■ Entries supplied
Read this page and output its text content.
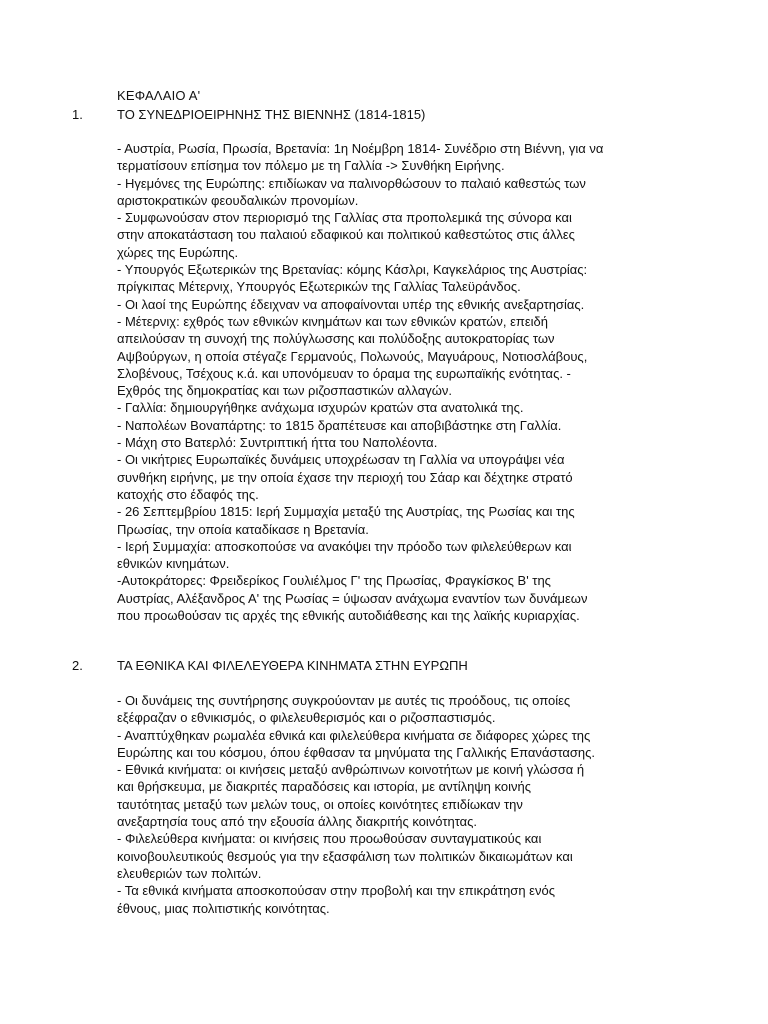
ΚΕΦΑΛΑΙΟ Α'
1.	ΤΟ ΣΥΝΕΔΡΙΟΕΙΡΗΝΗΣ ΤΗΣ ΒΙΕΝΝΗΣ (1814-1815)
- Αυστρία, Ρωσία, Πρωσία, Βρετανία: 1η Νοέμβρη 1814- Συνέδριο στη Βιέννη, για να
τερματίσουν επίσημα τον πόλεμο με τη Γαλλία -> Συνθήκη Ειρήνης.
- Ηγεμόνες της Ευρώπης: επιδίωκαν να παλινορθώσουν το παλαιό καθεστώς των
αριστοκρατικών φεουδαλικών προνομίων.
- Συμφωνούσαν στον περιορισμό της Γαλλίας στα προπολεμικά της σύνορα και
στην αποκατάσταση του παλαιού εδαφικού και πολιτικού καθεστώτος στις άλλες
χώρες της Ευρώπης.
- Υπουργός Εξωτερικών της Βρετανίας: κόμης Κάσλρι, Καγκελάριος της Αυστρίας:
πρίγκιπας Μέτερνιχ, Υπουργός Εξωτερικών της Γαλλίας Ταλεϋράνδος.
- Οι λαοί της Ευρώπης έδειχναν να αποφαίνονται υπέρ της εθνικής ανεξαρτησίας.
- Μέτερνιχ: εχθρός των εθνικών κινημάτων και των εθνικών κρατών, επειδή
απειλούσαν τη συνοχή της πολύγλωσσης και πολύδοξης αυτοκρατορίας των
Αψβούργων, η οποία στέγαζε Γερμανούς, Πολωνούς, Μαγυάρους, Νοτιοσλάβους,
Σλοβένους, Τσέχους κ.ά. και υπονόμευαν το όραμα της ευρωπαϊκής ενότητας. -
Εχθρός της δημοκρατίας και των ριζοσπαστικών αλλαγών.
- Γαλλία: δημιουργήθηκε ανάχωμα ισχυρών κρατών στα ανατολικά της.
- Ναπολέων Βοναπάρτης: το 1815 δραπέτευσε και αποβιβάστηκε στη Γαλλία.
- Μάχη στο Βατερλό: Συντριπτική ήττα του Ναπολέοντα.
- Οι νικήτριες Ευρωπαϊκές δυνάμεις υποχρέωσαν τη Γαλλία να υπογράψει νέα
συνθήκη ειρήνης, με την οποία έχασε την περιοχή του Σάαρ και δέχτηκε στρατό
κατοχής στο έδαφός της.
- 26 Σεπτεμβρίου 1815: Ιερή Συμμαχία μεταξύ της Αυστρίας, της Ρωσίας και της
Πρωσίας, την οποία καταδίκασε η Βρετανία.
- Ιερή Συμμαχία: αποσκοπούσε να ανακόψει την πρόοδο των φιλελεύθερων και
εθνικών κινημάτων.
-Αυτοκράτορες: Φρειδερίκος Γουλιέλμος Γ' της Πρωσίας, Φραγκίσκος Β' της
Αυστρίας, Αλέξανδρος Α' της Ρωσίας = ύψωσαν ανάχωμα εναντίον των δυνάμεων
που προωθούσαν τις αρχές της εθνικής αυτοδιάθεσης και της λαϊκής κυριαρχίας.
2.	ΤΑ ΕΘΝΙΚΑ ΚΑΙ ΦΙΛΕΛΕΥΘΕΡΑ ΚΙΝΗΜΑΤΑ ΣΤΗΝ ΕΥΡΩΠΗ
- Οι δυνάμεις της συντήρησης συγκρούονταν με αυτές τις προόδους, τις οποίες
εξέφραζαν ο εθνικισμός, ο φιλελευθερισμός και ο ριζοσπαστισμός.
- Αναπτύχθηκαν ρωμαλέα εθνικά και φιλελεύθερα κινήματα σε διάφορες χώρες της
Ευρώπης και του κόσμου, όπου έφθασαν τα μηνύματα της Γαλλικής Επανάστασης.
- Εθνικά κινήματα: οι κινήσεις μεταξύ ανθρώπινων κοινοτήτων με κοινή γλώσσα ή
και θρήσκευμα, με διακριτές παραδόσεις και ιστορία, με αντίληψη κοινής
ταυτότητας μεταξύ των μελών τους, οι οποίες κοινότητες επιδίωκαν την
ανεξαρτησία τους από την εξουσία άλλης διακριτής κοινότητας.
- Φιλελεύθερα κινήματα: οι κινήσεις που προωθούσαν συνταγματικούς και
κοινοβουλευτικούς θεσμούς για την εξασφάλιση των πολιτικών δικαιωμάτων και
ελευθεριών των πολιτών.
- Τα εθνικά κινήματα αποσκοπούσαν στην προβολή και την επικράτηση ενός
έθνους, μιας πολιτιστικής κοινότητας.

■ What the exercise asks
Lines holding the word "δυνάμεις" in the entries above are the ones to pull out. Copy them all.

■ Result of this exercise
- Οι νικήτριες Ευρωπαϊκές δυνάμεις υποχρέωσαν τη Γαλλία να υπογράψει νέα
- Οι δυνάμεις της συντήρησης συγκρούονταν με αυτές τις προόδους, τις οποίες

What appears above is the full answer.